What you have to do –
Work out how many lines of the listing hold the string "staatsschuld", then answer with that number and nothing else.

Supplied entries –
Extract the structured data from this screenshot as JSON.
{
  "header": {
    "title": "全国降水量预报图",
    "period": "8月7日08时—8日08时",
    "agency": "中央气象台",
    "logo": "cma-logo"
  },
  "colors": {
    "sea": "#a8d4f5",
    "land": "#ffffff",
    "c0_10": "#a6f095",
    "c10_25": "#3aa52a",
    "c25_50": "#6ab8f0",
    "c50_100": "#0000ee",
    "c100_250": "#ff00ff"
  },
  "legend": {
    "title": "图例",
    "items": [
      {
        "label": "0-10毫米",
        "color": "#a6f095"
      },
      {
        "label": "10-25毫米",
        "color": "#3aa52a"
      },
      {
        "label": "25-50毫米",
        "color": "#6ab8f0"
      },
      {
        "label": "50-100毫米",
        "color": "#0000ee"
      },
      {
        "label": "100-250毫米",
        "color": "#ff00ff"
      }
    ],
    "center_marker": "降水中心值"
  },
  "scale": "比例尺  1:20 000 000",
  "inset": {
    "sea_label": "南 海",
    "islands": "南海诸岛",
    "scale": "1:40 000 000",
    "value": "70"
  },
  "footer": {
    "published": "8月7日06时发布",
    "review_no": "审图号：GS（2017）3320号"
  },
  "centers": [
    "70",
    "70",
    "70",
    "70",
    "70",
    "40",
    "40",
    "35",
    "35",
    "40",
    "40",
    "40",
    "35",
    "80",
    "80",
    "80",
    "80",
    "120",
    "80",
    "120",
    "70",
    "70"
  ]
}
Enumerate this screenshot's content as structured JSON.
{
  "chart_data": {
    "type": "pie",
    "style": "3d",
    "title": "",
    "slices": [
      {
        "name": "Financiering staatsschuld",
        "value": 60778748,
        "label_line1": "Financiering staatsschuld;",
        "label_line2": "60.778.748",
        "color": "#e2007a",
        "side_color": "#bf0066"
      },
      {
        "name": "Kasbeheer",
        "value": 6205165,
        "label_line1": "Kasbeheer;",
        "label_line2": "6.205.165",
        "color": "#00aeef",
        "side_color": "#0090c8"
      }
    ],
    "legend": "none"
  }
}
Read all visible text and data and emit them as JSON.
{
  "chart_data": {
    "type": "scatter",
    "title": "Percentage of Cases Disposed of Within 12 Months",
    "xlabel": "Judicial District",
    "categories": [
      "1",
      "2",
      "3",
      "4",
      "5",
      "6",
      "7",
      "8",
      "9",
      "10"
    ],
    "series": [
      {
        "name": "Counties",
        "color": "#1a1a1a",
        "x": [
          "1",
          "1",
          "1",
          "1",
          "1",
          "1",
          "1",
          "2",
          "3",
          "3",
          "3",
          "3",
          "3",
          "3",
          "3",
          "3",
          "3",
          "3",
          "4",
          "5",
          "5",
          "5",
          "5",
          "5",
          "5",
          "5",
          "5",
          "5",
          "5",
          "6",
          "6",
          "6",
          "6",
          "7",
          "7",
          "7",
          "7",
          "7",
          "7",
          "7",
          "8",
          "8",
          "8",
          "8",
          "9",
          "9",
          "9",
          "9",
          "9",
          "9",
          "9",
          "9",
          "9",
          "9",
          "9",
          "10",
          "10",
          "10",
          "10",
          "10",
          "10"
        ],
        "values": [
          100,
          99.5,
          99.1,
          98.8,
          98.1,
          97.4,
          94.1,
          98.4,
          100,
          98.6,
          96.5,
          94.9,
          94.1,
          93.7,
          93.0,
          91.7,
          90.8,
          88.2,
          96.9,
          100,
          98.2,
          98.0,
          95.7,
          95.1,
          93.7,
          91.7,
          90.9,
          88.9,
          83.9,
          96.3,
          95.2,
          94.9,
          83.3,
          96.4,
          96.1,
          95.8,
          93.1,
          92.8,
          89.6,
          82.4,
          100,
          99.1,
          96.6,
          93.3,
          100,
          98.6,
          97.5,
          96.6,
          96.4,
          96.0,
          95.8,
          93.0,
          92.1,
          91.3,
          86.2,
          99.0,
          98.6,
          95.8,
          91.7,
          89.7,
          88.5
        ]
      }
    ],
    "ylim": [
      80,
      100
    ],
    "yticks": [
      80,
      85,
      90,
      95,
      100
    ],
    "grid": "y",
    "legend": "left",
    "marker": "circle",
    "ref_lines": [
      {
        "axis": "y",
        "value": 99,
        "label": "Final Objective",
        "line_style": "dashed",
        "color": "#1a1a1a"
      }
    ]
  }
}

Task solution –
2